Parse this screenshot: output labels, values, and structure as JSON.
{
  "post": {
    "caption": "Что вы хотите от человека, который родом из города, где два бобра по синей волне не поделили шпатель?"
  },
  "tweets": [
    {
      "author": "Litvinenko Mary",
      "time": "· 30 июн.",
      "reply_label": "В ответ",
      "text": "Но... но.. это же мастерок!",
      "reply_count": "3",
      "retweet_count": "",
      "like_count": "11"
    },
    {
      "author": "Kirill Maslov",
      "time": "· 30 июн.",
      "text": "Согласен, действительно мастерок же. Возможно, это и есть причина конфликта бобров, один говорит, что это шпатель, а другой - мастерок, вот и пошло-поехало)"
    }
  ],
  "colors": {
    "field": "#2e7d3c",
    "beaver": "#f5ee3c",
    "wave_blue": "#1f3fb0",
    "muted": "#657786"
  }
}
════
## WHAT IS EXPECTED
Repeat the material above in full, exactly as it stands.

## EXERCISE RESPONSE
Parse this screenshot: output labels, values, and structure as JSON.
{
  "post": {
    "caption": "Что вы хотите от человека, который родом из города, где два бобра по синей волне не поделили шпатель?"
  },
  "tweets": [
    {
      "author": "Litvinenko Mary",
      "time": "· 30 июн.",
      "reply_label": "В ответ",
      "text": "Но... но.. это же мастерок!",
      "reply_count": "3",
      "retweet_count": "",
      "like_count": "11"
    },
    {
      "author": "Kirill Maslov",
      "time": "· 30 июн.",
      "text": "Согласен, действительно мастерок же. Возможно, это и есть причина конфликта бобров, один говорит, что это шпатель, а другой - мастерок, вот и пошло-поехало)"
    }
  ],
  "colors": {
    "field": "#2e7d3c",
    "beaver": "#f5ee3c",
    "wave_blue": "#1f3fb0",
    "muted": "#657786"
  }
}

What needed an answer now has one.